Transcribe every line of the records below without changing anything, and leave the pictures out.

§ Items from a dataset
------------

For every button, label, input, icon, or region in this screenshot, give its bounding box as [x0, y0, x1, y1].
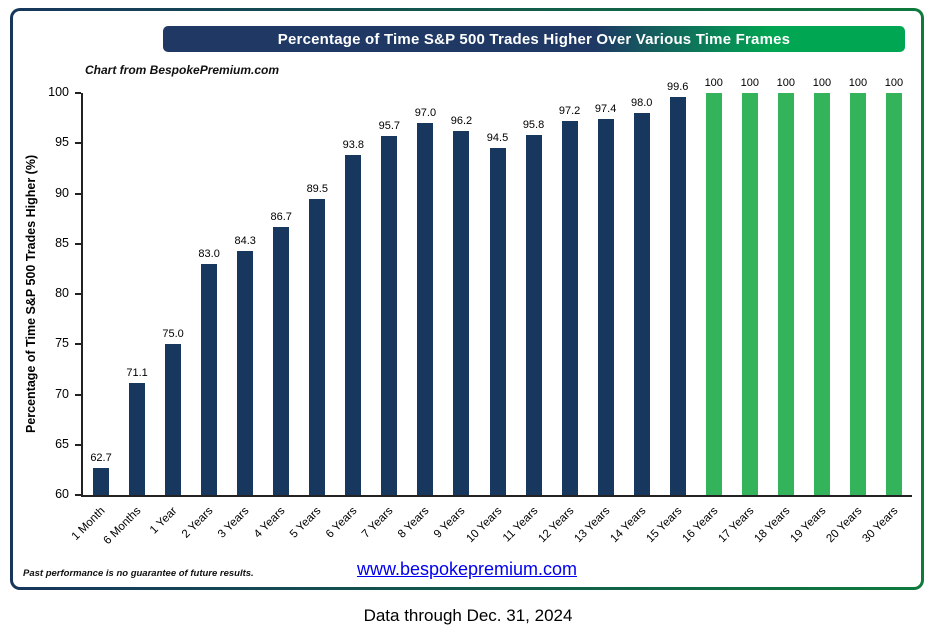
source-note: Chart from BespokePremium.com	[85, 63, 280, 77]
bar	[453, 131, 470, 495]
bar	[849, 93, 866, 495]
bar-value-label: 100	[884, 77, 904, 89]
bar	[705, 93, 722, 495]
data-through-caption: Data through Dec. 31, 2024	[363, 606, 573, 625]
bar	[489, 148, 506, 495]
bar-value-label: 83.0	[198, 247, 220, 260]
bar-value-label: 93.8	[342, 139, 365, 152]
bar-value-label: 96.2	[450, 115, 473, 128]
bar-value-label: 100	[848, 77, 868, 89]
y-tick-mark	[75, 293, 81, 295]
y-tick-mark	[75, 242, 81, 245]
y-tick-mark	[75, 494, 81, 496]
y-tick-mark	[75, 92, 81, 94]
y-axis: 60 65 70 75 80 85 90 95 100	[13, 85, 81, 501]
bar	[309, 198, 326, 495]
y-tick-label: 85	[55, 235, 69, 250]
bar	[885, 93, 902, 495]
bar-value-label: 95.7	[378, 120, 401, 133]
bar	[129, 383, 146, 495]
bar-value-label: 100	[812, 77, 832, 89]
bar-value-label: 100	[704, 77, 723, 89]
bar	[741, 93, 758, 495]
bar	[273, 226, 290, 495]
bar	[597, 119, 614, 495]
bar	[237, 250, 254, 495]
y-tick-mark	[75, 192, 81, 195]
y-tick-label: 95	[55, 135, 69, 150]
bar-value-label: 89.5	[306, 182, 328, 195]
y-tick-mark	[75, 443, 81, 446]
y-tick-label: 60	[55, 487, 69, 501]
bar-value-label: 97.0	[414, 107, 437, 120]
bar	[561, 121, 578, 495]
bar-value-label: 71.1	[126, 367, 148, 380]
plot-area: 62.7 71.1 75.0 83.0 84.3 86.7 89.5 93.8 95.7 97.0…	[81, 77, 912, 497]
bar-value-label: 97.4	[594, 103, 617, 116]
bar	[525, 135, 542, 495]
chart-frame: Percentage of Time S&P 500 Trades Higher…	[10, 8, 924, 590]
bar	[633, 113, 650, 495]
bar-value-label: 95.8	[522, 119, 545, 132]
chart-title-bar: Percentage of Time S&P 500 Trades Higher…	[163, 26, 905, 52]
y-tick-label: 90	[55, 185, 69, 200]
site-link-wrap: www.bespokepremium.com	[13, 559, 921, 580]
chart-area: Percentage of Time S&P 500 Trades Higher…	[13, 11, 921, 587]
bar-value-label: 86.7	[270, 210, 292, 223]
y-tick-mark	[75, 343, 81, 346]
bar	[381, 136, 398, 495]
y-tick-mark	[75, 393, 81, 396]
bar-value-label: 99.6	[666, 81, 689, 94]
bar	[93, 467, 110, 495]
y-tick-label: 100	[48, 85, 69, 99]
y-tick-label: 75	[55, 336, 69, 351]
bar	[777, 93, 794, 495]
bar-value-label: 75.0	[162, 328, 184, 341]
y-tick-label: 80	[55, 286, 69, 300]
bar	[345, 155, 362, 495]
y-tick-label: 65	[55, 436, 69, 451]
bar	[417, 123, 434, 495]
bar	[669, 97, 686, 495]
bar-value-label: 100	[776, 77, 796, 89]
bar-value-label: 84.3	[234, 234, 256, 247]
bar-value-label: 100	[740, 77, 759, 89]
bar-value-label: 62.7	[90, 451, 112, 464]
bar	[201, 263, 218, 495]
y-tick-label: 70	[55, 386, 69, 401]
disclaimer-footnote: Past performance is no guarantee of futu…	[23, 568, 254, 579]
bar	[813, 93, 830, 495]
y-tick-mark	[75, 142, 81, 145]
bar-value-label: 98.0	[630, 97, 653, 110]
bar-value-label: 97.2	[558, 105, 581, 118]
bar	[165, 344, 182, 495]
chart-title: Percentage of Time S&P 500 Trades Higher…	[277, 30, 791, 48]
bar-value-label: 94.5	[486, 132, 509, 145]
bespoke-link[interactable]: www.bespokepremium.com	[356, 559, 578, 579]
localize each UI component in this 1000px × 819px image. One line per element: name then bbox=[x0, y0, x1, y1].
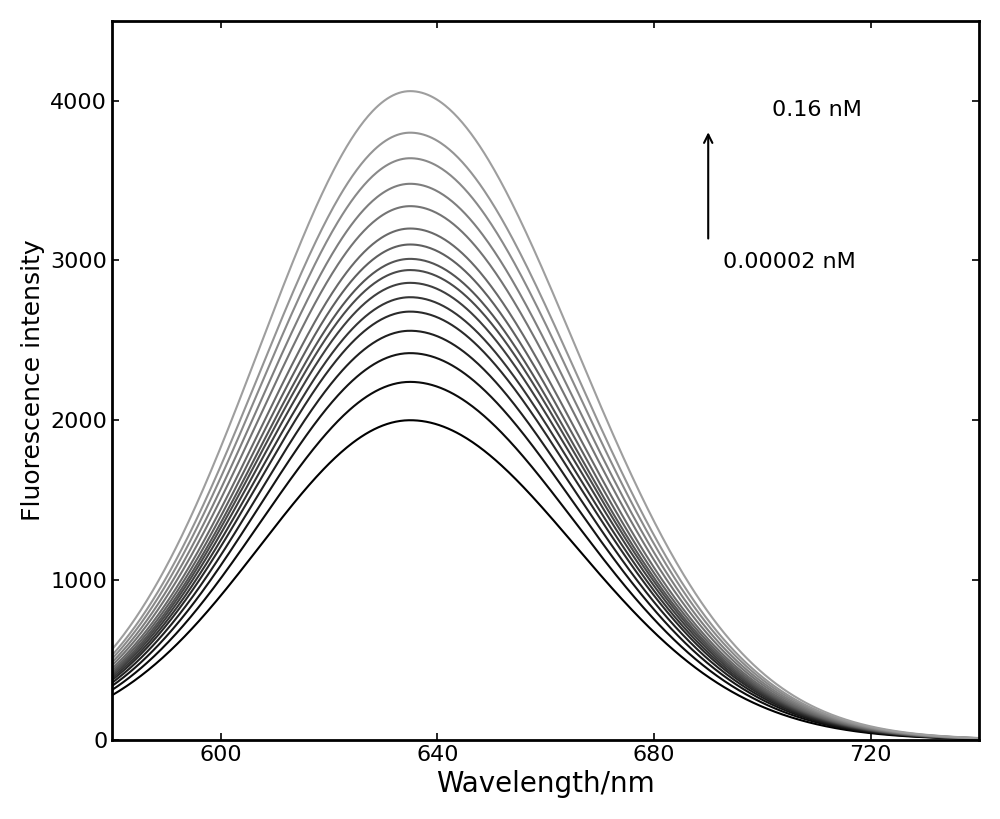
X-axis label: Wavelength/nm: Wavelength/nm bbox=[436, 770, 655, 799]
Text: 0.00002 nM: 0.00002 nM bbox=[723, 252, 856, 273]
Text: 0.16 nM: 0.16 nM bbox=[772, 100, 862, 120]
Y-axis label: Fluorescence intensity: Fluorescence intensity bbox=[21, 239, 45, 521]
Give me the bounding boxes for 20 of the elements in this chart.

------------

§ Correct output
For every button, label, input, icon, or region in this screenshot, give its bounding box as [x0, y0, x1, y1].
source-note: Chart from BespokePremium.com	[85, 63, 280, 77]
bar	[453, 131, 470, 495]
bar	[849, 93, 866, 495]
bar-value-label: 100	[884, 77, 904, 89]
bar	[705, 93, 722, 495]
data-through-caption: Data through Dec. 31, 2024	[363, 606, 573, 625]
bar	[489, 148, 506, 495]
bar-value-label: 83.0	[198, 247, 220, 260]
bar-value-label: 93.8	[342, 139, 365, 152]
bar-value-label: 96.2	[450, 115, 473, 128]
bar-value-label: 100	[848, 77, 868, 89]
y-tick-mark	[75, 293, 81, 295]
y-tick-mark	[75, 242, 81, 245]
y-tick-mark	[75, 494, 81, 496]
y-tick-mark	[75, 92, 81, 94]
y-axis: 60 65 70 75 80 85 90 95 100	[13, 85, 81, 501]
bar	[309, 198, 326, 495]
y-tick-label: 85	[55, 235, 69, 250]
bar	[885, 93, 902, 495]
bar-value-label: 95.7	[378, 120, 401, 133]
bar	[129, 383, 146, 495]
bar-value-label: 100	[812, 77, 832, 89]
bar-value-label: 100	[704, 77, 723, 89]
bar	[741, 93, 758, 495]
bar	[273, 226, 290, 495]
bar	[597, 119, 614, 495]
bar	[237, 250, 254, 495]
y-tick-mark	[75, 192, 81, 195]
y-tick-label: 95	[55, 135, 69, 150]
bar-value-label: 89.5	[306, 182, 328, 195]
y-tick-mark	[75, 443, 81, 446]
y-tick-label: 60	[55, 487, 69, 501]
bar-value-label: 97.0	[414, 107, 437, 120]
bar	[561, 121, 578, 495]
bar-value-label: 71.1	[126, 367, 148, 380]
plot-area: 62.7 71.1 75.0 83.0 84.3 86.7 89.5 93.8 95.7 97.0…	[81, 77, 912, 497]
bar-value-label: 97.4	[594, 103, 617, 116]
bar	[525, 135, 542, 495]
chart-frame: Percentage of Time S&P 500 Trades Higher…	[10, 8, 924, 590]
bar	[633, 113, 650, 495]
bar-value-label: 95.8	[522, 119, 545, 132]
chart-title-bar: Percentage of Time S&P 500 Trades Higher…	[163, 26, 905, 52]
y-tick-label: 90	[55, 185, 69, 200]
site-link-wrap: www.bespokepremium.com	[13, 559, 921, 580]
chart-area: Percentage of Time S&P 500 Trades Higher…	[13, 11, 921, 587]
bar-value-label: 86.7	[270, 210, 292, 223]
y-tick-mark	[75, 343, 81, 346]
bar	[381, 136, 398, 495]
y-tick-mark	[75, 393, 81, 396]
bar-value-label: 99.6	[666, 81, 689, 94]
bar	[93, 467, 110, 495]
y-tick-label: 100	[48, 85, 69, 99]
y-tick-label: 75	[55, 336, 69, 351]
bar	[777, 93, 794, 495]
bar-value-label: 75.0	[162, 328, 184, 341]
y-tick-label: 80	[55, 286, 69, 300]
bar	[345, 155, 362, 495]
y-tick-label: 65	[55, 436, 69, 451]
bar	[417, 123, 434, 495]
bar	[669, 97, 686, 495]
bar-value-label: 100	[776, 77, 796, 89]
bar-value-label: 84.3	[234, 234, 256, 247]
bar-value-label: 100	[740, 77, 759, 89]
bar-value-label: 62.7	[90, 451, 112, 464]
bar	[201, 263, 218, 495]
y-tick-label: 70	[55, 386, 69, 401]
disclaimer-footnote: Past performance is no guarantee of futu…	[23, 568, 254, 579]
bar	[813, 93, 830, 495]
y-tick-mark	[75, 142, 81, 145]
bar-value-label: 98.0	[630, 97, 653, 110]
bar-value-label: 97.2	[558, 105, 581, 118]
bar	[165, 344, 182, 495]
chart-title: Percentage of Time S&P 500 Trades Higher…	[277, 30, 791, 48]
bar-value-label: 94.5	[486, 132, 509, 145]
bespoke-link[interactable]: www.bespokepremium.com	[356, 559, 578, 579]
localize each UI component in this 1000px × 819px image. One line per element: name then bbox=[x0, y0, x1, y1].
X-axis label: Wavelength/nm: Wavelength/nm bbox=[436, 770, 655, 799]
Text: 0.00002 nM: 0.00002 nM bbox=[723, 252, 856, 273]
Text: 0.16 nM: 0.16 nM bbox=[772, 100, 862, 120]
Y-axis label: Fluorescence intensity: Fluorescence intensity bbox=[21, 239, 45, 521]
Give me the bounding boxes for 20 of the elements in this chart.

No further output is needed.